-------- Quoted passage

A US proposal to ban the import and sale of kangaroo products used in the manufacture of football boots has been described as one of the most comprehensive own goals in the history of improving the iconic Australian marsupial’s welfare.
Canberra’s George Wilson, an Honorary Professor at the ANU, and
If the proposed bill in the US Congress succeeds, they say a ban would further suppress global demand for kangaroo products and allow unregulated, uncontrolled and unmonitored killing by amateur hunters to flourish, as well as risk mass starvation of the animals in drought conditions.
The article comes as the ACT prepares for its annual kangaroo cull which usually comes under fire from a small but vocal contingent of animal rights activists, who in the past have mounted protests in the field and tried to disrupt the shooting program.
The ACT Government last year awarded five-year $880,000 contract for shooters to humanely cull kangaroos in the Territory’s nature parks and reserves to ease grazing pressures and protect grassland species and habitats.
It is also pursuing fertility control methods.
But the cull has also been criticised for wasting the meat and skins of shot kangaroos, whose carcasses are buried.
Professor Wilson and Dr Read argue that the kangaroos, which now number more than 40 million, are far from threatened species and have flourished since the advent of white settlement due to greater availability of pasture, increased watering points, dingo control and less Indigenous hunting.
Under tightly controlled quotas, just 1.6 million kangaroos, or about 3.7 per cent of the population, were harvested in 2019.
Landholders trying to protect pastures take matters into their own hands using amateur shooters that do not adhere to any code of practice and poison. The pair’s research shows more kangaroos are killed this way than in the commercial harvest.

----------------
-------- Information shown

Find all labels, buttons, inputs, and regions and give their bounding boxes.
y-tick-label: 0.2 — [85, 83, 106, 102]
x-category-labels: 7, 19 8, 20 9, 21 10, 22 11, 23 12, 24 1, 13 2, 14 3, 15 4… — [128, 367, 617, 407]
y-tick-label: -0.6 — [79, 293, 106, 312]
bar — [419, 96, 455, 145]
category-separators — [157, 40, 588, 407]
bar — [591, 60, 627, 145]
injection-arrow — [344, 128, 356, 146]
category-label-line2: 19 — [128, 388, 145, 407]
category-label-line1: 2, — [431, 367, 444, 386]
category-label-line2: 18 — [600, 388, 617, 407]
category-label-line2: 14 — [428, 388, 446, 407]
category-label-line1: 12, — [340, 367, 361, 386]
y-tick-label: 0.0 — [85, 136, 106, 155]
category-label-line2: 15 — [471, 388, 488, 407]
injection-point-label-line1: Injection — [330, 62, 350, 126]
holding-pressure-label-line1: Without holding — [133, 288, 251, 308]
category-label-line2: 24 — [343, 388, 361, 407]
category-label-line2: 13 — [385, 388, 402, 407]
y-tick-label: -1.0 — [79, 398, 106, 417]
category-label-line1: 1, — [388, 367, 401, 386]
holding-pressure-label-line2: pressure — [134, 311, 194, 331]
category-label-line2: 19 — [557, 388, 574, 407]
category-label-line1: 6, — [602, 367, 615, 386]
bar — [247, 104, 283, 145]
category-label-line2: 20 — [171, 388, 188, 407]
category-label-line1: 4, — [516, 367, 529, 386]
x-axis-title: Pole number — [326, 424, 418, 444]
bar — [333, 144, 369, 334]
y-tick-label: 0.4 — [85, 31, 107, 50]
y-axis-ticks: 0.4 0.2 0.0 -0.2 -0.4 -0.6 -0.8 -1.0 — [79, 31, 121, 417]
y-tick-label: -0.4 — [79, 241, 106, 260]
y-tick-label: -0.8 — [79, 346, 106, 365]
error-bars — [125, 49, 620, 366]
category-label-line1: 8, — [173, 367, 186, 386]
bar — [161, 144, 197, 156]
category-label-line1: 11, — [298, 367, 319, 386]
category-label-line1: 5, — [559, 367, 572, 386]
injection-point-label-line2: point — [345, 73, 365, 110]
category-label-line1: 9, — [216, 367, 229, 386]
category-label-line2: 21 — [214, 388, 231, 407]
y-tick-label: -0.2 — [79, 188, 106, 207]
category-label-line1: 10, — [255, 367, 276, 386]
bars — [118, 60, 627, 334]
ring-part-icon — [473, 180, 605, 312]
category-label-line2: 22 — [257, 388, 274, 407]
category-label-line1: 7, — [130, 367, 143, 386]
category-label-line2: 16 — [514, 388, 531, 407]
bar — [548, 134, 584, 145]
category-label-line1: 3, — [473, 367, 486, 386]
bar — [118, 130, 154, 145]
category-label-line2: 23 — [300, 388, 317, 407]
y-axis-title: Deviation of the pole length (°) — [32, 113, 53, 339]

----------------

» Brief 1
List the factors that the kangaroo article gives for the animals flourishing since white settlement.
» Brief 2
According to the kangaroo article, how many kangaroos were harvested in 2019, and what share of the population was that?
» Brief 3
From the kangaroo article, extract the passage that begins at the words "The article comes" and ends after "fertility control methods.".

» Answer box 1
- Greater availability of pasture
- Increased watering points
- Dingo control
- Less Indigenous hunting

» Answer box 2
1.6 million kangaroos, about 3.7 per cent of the population.

» Answer box 3
The article comes as the ACT prepares for its annual kangaroo cull which usually comes under fire from a small but vocal contingent of animal rights activists, who in the past have mounted protests in the field and tried to disrupt the shooting program.
The ACT Government last year awarded five-year $880,000 contract for shooters to humanely cull kangaroos in the Territory’s nature parks and reserves to ease grazing pressures and protect grassland species and habitats.
It is also pursuing fertility control methods.